--- start of Raw records ---

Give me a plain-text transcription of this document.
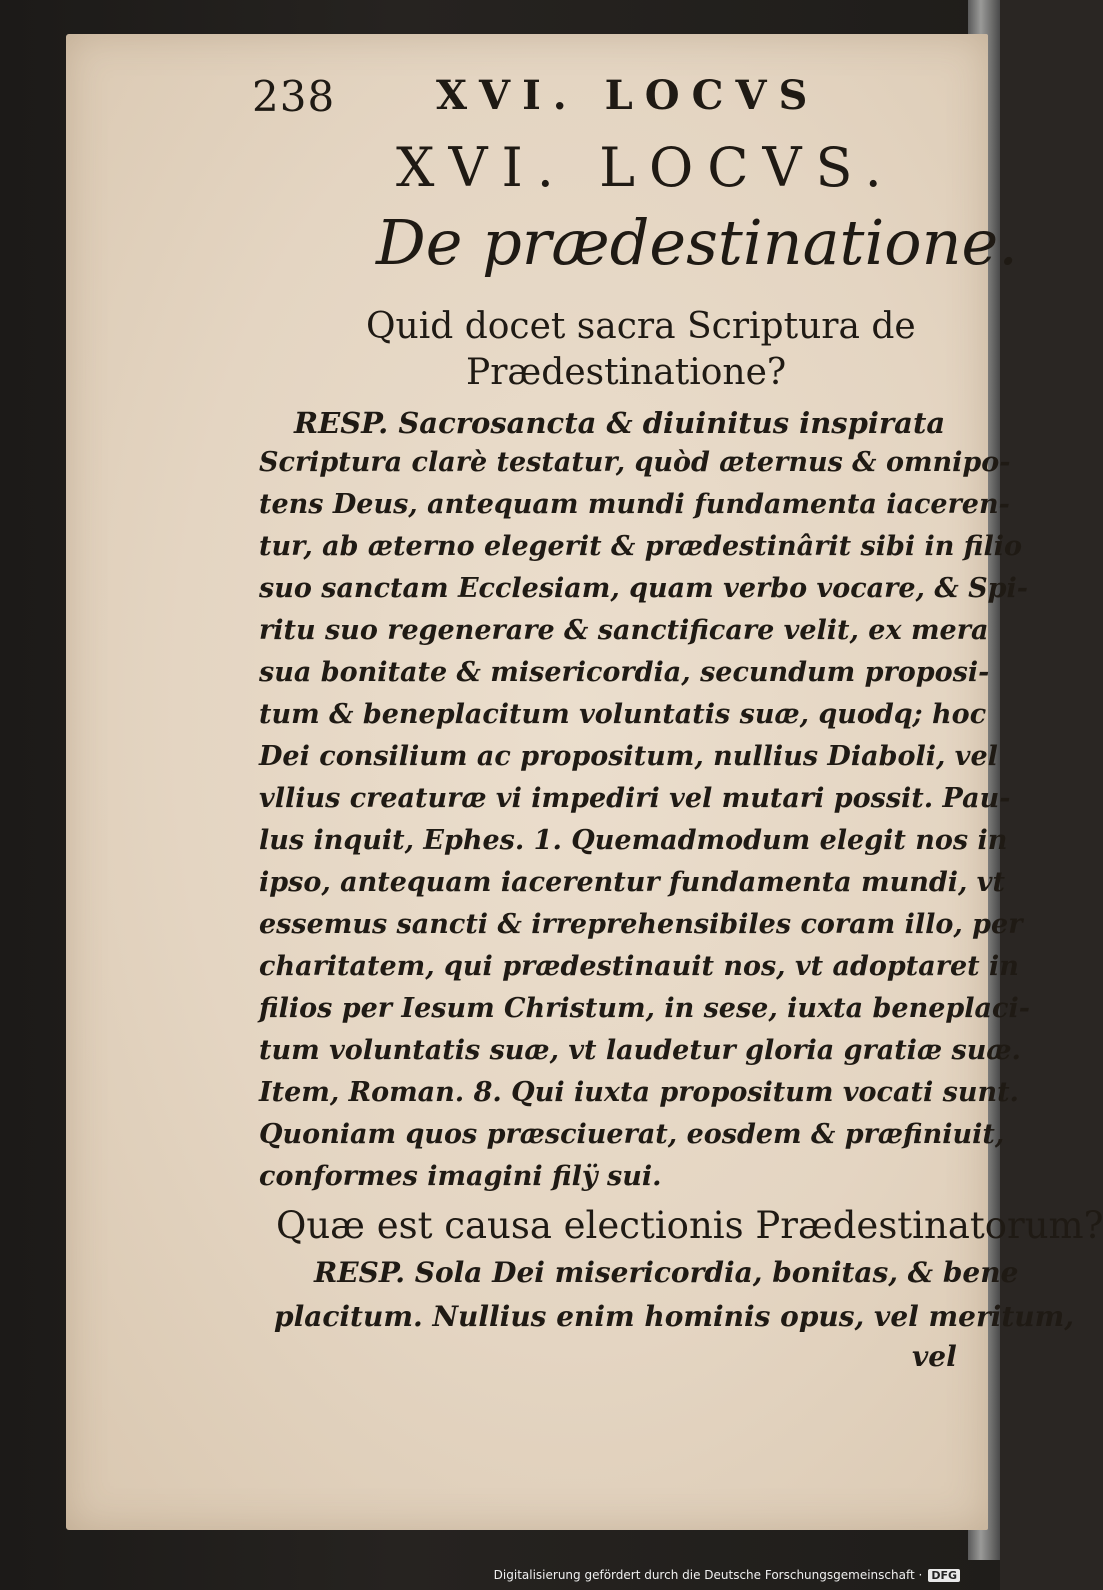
238	XVI. LOCVS
XVI. LOCVS.
De prædestinatione.
Quid docet sacra Scriptura de
Prædestinatione?
RESP. Sacrosancta & diuinitus inspirata
Scriptura clarè testatur, quòd æternus & omnipo-
tens Deus, antequam mundi fundamenta iaceren-
tur, ab æterno elegerit & prædestinârit sibi in filio
suo sanctam Ecclesiam, quam verbo vocare, & Spi-
ritu suo regenerare & sanctificare velit, ex mera
sua bonitate & misericordia, secundum proposi-
tum & beneplacitum voluntatis suæ, quodq; hoc
Dei consilium ac propositum, nullius Diaboli, vel
vllius creaturæ vi impediri vel mutari possit. Pau-
lus inquit, Ephes. 1. Quemadmodum elegit nos in
ipso, antequam iacerentur fundamenta mundi, vt
essemus sancti & irreprehensibiles coram illo, per
charitatem, qui prædestinauit nos, vt adoptaret in
filios per Iesum Christum, in sese, iuxta beneplaci-
tum voluntatis suæ, vt laudetur gloria gratiæ suæ.
Item, Roman. 8. Qui iuxta propositum vocati sunt.
Quoniam quos præsciuerat, eosdem & præfiniuit,
conformes imagini filÿ sui.
Quæ est causa electionis Prædestinatorum?
RESP. Sola Dei misericordia, bonitas, & bene
placitum. Nullius enim hominis opus, vel meritum,
vel
Digitalisierung gefördert durch die Deutsche Forschungsgemeinschaft · DFG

--- end of Raw records ---

▶ Exercise directions
Scan the records above for the string "Scriptura", then report every line that contains it.

▶ Expected answer
Quid docet sacra Scriptura de
Scriptura clarè testatur, quòd æternus & omnipo-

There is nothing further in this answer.